**PROBLEM**
Take every line where the string "JSON" appears and copy it.

**MATERIAL SUPPLIED**
+---+

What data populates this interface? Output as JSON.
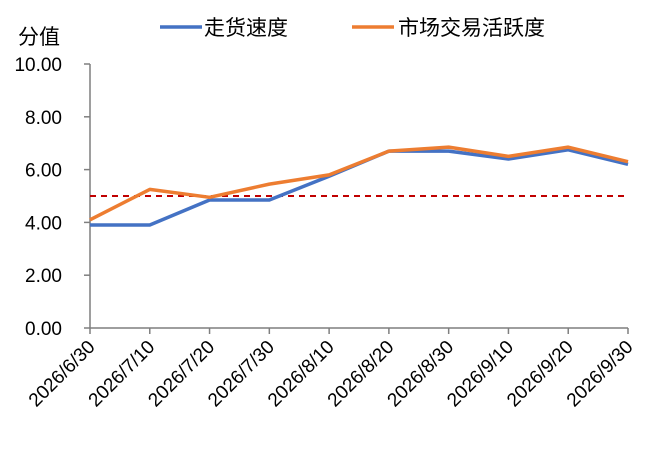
{
  "chart_data": {
    "type": "line",
    "ylabel": "分值",
    "ylim": [
      0,
      10
    ],
    "yticks": [
      "0.00",
      "2.00",
      "4.00",
      "6.00",
      "8.00",
      "10.00"
    ],
    "categories": [
      "2026/6/30",
      "2026/7/10",
      "2026/7/20",
      "2026/7/30",
      "2026/8/10",
      "2026/8/20",
      "2026/8/30",
      "2026/9/10",
      "2026/9/20",
      "2026/9/30"
    ],
    "series": [
      {
        "name": "走货速度",
        "color": "#4472C4",
        "values": [
          3.9,
          3.9,
          4.85,
          4.85,
          5.75,
          6.7,
          6.7,
          6.4,
          6.75,
          6.2
        ]
      },
      {
        "name": "市场交易活跃度",
        "color": "#ED7D31",
        "values": [
          4.1,
          5.25,
          4.95,
          5.45,
          5.8,
          6.7,
          6.85,
          6.5,
          6.85,
          6.3
        ]
      }
    ],
    "reference_line": {
      "value": 5.0,
      "color": "#C00000",
      "style": "dashed"
    },
    "legend_position": "top",
    "grid": false
  }
}
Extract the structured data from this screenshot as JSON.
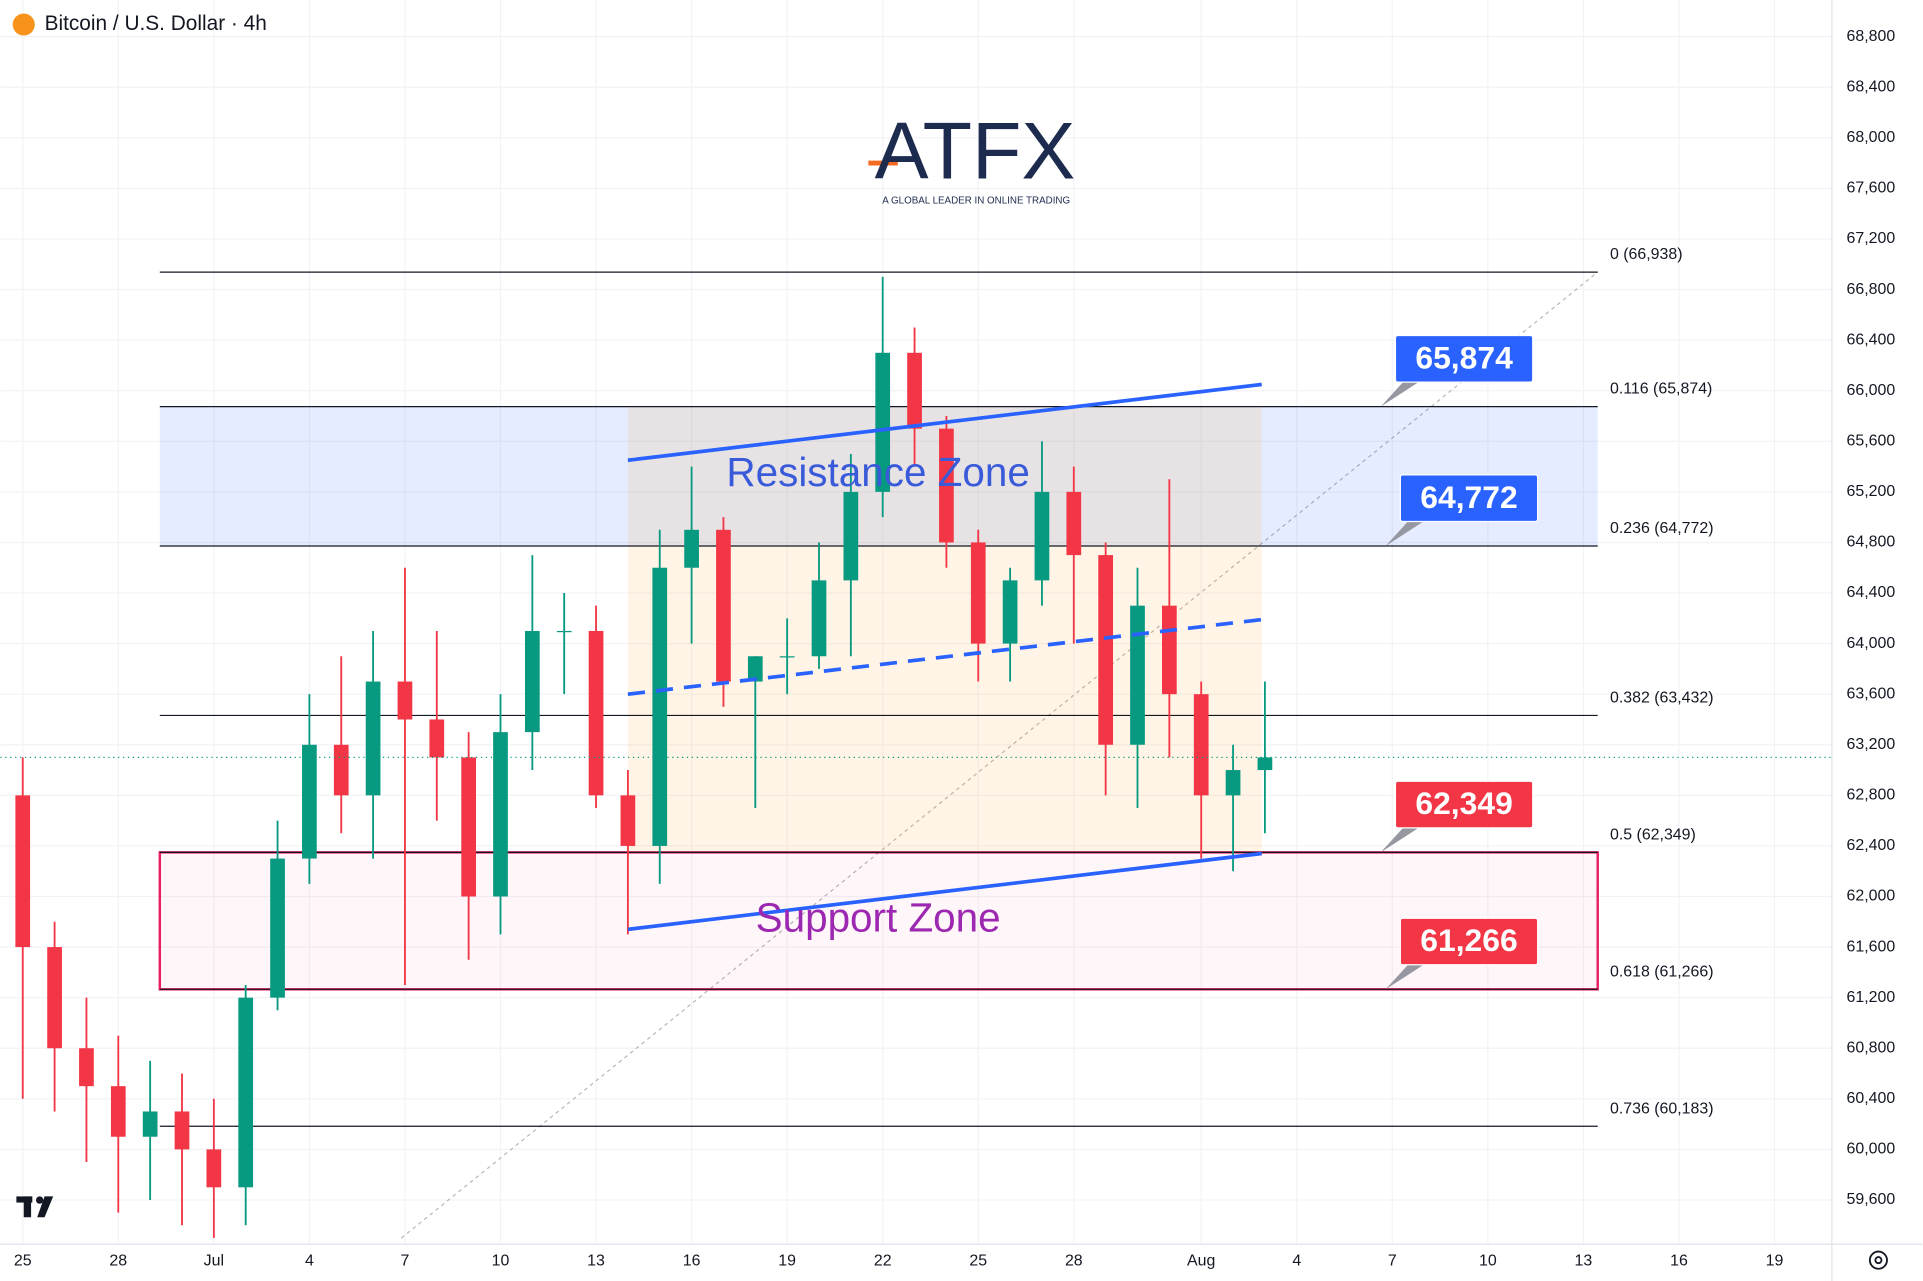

+---+

**FINAL RESULT**
What data populates this interface? Output as JSON.
Extract the structured data from this screenshot as JSON.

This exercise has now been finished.